-- Start of Supplied entries --

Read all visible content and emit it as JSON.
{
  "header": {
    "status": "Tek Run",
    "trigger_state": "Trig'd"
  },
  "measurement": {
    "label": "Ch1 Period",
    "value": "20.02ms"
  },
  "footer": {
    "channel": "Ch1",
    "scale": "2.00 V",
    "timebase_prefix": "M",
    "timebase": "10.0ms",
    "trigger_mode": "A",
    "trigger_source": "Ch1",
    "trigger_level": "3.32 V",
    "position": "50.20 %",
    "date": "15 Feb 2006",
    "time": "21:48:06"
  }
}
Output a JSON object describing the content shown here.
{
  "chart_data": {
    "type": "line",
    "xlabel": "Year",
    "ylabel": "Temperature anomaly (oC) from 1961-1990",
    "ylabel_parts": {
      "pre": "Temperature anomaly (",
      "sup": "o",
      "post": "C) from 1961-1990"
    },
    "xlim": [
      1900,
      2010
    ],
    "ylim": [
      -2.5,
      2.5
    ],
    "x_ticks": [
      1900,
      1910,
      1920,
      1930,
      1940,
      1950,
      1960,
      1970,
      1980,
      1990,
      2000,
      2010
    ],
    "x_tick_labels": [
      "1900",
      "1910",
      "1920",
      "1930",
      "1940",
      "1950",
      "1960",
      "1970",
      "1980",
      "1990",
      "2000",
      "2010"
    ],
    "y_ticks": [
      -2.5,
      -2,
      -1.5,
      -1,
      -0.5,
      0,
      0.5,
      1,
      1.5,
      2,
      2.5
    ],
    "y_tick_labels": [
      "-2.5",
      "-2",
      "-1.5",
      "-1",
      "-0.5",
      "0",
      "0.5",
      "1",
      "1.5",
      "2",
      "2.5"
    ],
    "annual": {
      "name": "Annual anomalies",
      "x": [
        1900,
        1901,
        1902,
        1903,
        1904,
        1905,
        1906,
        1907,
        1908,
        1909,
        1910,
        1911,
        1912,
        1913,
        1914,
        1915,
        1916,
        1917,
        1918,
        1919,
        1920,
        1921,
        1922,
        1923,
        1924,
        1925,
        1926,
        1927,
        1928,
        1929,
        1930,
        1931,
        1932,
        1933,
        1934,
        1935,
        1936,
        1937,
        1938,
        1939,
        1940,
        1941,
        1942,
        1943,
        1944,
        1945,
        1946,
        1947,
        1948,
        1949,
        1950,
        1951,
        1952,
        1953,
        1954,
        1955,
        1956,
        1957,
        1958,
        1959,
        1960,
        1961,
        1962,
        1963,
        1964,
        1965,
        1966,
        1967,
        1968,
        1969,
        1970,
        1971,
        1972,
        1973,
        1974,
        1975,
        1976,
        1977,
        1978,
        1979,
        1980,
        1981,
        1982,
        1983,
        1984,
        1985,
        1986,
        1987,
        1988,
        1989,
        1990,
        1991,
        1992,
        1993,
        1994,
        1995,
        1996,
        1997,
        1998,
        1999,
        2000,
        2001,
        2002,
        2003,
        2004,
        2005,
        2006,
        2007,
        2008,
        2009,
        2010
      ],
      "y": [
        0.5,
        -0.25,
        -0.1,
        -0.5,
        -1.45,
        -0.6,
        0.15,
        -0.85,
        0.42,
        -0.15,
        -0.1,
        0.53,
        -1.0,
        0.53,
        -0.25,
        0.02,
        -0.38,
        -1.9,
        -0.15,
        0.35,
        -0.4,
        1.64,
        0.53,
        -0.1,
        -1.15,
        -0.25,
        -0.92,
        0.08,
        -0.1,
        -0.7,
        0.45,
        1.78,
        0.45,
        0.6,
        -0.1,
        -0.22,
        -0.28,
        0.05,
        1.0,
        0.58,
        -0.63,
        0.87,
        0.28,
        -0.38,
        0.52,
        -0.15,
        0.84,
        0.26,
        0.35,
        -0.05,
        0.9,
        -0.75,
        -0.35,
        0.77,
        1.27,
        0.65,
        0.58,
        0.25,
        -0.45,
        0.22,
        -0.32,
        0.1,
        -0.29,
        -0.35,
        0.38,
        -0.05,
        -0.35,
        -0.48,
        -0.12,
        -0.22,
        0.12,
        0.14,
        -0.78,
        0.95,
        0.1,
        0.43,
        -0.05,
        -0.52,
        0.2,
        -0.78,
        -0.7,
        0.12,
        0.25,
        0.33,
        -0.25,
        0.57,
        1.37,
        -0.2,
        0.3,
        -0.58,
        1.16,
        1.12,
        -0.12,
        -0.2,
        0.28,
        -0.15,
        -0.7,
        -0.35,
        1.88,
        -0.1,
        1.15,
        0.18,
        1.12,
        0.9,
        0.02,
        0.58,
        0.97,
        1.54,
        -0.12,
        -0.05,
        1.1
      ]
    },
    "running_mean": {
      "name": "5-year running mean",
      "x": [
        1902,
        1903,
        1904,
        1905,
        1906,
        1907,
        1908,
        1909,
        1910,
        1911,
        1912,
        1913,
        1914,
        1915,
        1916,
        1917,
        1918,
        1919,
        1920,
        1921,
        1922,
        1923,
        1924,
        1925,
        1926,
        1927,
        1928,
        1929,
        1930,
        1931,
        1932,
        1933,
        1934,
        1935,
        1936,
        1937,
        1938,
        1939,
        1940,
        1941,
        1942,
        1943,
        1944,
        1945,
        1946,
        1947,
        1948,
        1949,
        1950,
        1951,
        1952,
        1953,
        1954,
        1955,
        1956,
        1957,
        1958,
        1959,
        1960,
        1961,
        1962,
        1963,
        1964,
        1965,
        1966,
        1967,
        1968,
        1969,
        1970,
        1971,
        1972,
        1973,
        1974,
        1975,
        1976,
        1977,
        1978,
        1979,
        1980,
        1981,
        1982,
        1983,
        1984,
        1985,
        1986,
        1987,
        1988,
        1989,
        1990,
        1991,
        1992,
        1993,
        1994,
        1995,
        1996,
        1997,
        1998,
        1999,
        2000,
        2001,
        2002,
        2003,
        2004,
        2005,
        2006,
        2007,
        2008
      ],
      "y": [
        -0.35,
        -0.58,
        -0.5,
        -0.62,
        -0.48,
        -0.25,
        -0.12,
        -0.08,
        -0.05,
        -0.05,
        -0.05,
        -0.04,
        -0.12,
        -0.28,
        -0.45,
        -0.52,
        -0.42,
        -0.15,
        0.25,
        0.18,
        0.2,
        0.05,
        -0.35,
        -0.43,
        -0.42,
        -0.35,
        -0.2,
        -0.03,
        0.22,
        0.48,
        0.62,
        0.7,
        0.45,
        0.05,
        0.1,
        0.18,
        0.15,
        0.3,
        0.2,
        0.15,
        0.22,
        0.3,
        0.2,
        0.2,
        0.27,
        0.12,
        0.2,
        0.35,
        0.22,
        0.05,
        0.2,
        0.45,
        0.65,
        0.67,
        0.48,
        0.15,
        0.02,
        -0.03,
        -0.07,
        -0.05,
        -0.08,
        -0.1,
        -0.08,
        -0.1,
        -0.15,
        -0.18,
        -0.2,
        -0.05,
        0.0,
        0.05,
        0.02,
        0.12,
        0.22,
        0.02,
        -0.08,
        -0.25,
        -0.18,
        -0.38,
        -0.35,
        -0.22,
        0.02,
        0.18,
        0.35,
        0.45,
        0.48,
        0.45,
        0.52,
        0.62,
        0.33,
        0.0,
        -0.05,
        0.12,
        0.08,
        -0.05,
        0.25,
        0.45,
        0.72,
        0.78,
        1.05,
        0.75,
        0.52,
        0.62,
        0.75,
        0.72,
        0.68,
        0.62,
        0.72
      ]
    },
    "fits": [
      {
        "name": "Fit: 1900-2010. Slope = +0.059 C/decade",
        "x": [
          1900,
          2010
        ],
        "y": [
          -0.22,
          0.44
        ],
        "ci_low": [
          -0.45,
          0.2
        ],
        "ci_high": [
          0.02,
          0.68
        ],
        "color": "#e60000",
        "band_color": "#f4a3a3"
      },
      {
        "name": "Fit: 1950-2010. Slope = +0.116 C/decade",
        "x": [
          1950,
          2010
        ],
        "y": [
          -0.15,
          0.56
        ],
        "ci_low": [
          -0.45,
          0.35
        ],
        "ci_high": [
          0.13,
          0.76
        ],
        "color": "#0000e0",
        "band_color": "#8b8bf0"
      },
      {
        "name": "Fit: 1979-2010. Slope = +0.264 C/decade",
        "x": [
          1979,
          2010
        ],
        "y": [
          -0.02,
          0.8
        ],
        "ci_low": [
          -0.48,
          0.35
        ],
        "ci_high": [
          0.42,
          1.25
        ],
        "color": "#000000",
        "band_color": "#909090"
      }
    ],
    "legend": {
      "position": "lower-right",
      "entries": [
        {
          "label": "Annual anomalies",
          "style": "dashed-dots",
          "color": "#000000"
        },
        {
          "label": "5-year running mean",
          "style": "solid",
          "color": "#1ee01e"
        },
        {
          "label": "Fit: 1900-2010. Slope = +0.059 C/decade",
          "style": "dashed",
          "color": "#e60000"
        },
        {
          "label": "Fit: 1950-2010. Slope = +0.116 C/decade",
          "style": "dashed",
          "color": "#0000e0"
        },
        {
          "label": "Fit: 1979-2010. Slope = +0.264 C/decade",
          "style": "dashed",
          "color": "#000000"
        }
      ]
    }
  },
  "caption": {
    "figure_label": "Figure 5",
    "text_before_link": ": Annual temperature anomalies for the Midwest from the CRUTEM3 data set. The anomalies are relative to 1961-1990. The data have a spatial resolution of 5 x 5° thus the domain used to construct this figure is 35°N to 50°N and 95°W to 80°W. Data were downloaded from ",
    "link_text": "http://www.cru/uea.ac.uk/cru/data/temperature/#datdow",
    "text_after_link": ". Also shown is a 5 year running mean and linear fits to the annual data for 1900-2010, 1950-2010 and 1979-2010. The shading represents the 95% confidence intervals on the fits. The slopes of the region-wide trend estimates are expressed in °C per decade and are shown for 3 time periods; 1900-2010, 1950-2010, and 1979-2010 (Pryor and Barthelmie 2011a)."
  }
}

-- End of Supplied entries --

■ Set problem ■
From the entries above, copy every line where the word "JSON" shows up.

■ Solution to this problem ■
Read all visible content and emit it as JSON.
Output a JSON object describing the content shown here.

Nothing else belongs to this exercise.